▸ The exercise: Wherever the string "Edit" occurs in a line of these records, report that line.

[Start of Data extract]

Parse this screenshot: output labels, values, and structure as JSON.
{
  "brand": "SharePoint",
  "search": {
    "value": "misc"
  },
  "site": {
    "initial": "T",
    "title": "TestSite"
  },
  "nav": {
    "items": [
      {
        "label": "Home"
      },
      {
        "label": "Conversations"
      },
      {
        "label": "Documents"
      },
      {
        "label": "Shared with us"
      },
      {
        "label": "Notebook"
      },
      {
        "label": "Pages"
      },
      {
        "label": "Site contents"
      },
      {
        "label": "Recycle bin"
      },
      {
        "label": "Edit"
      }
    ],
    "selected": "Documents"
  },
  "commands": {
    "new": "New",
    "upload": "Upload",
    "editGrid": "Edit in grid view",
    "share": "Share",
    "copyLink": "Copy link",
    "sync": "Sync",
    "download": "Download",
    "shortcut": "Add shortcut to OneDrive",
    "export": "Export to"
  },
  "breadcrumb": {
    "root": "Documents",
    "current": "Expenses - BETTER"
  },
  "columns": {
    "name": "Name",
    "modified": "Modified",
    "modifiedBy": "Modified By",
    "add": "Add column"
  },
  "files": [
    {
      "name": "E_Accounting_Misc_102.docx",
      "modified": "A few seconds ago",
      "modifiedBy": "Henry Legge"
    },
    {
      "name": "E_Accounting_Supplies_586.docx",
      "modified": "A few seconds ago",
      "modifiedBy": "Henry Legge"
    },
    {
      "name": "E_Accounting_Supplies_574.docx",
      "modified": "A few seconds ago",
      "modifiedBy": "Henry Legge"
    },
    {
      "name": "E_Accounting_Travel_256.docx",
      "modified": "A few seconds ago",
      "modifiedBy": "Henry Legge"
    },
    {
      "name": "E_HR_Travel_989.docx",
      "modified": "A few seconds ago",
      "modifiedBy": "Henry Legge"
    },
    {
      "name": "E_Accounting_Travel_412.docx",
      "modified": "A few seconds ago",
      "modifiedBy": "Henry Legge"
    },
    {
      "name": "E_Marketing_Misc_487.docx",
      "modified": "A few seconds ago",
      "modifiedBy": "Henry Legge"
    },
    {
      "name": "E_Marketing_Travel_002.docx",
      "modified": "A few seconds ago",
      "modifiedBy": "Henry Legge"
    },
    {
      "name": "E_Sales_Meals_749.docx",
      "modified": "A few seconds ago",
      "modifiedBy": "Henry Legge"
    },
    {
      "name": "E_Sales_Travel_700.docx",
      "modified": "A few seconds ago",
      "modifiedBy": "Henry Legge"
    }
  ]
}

[End of Data extract]

▸ Result for this exercise:
        "label": "Edit"
    "editGrid": "Edit in grid view",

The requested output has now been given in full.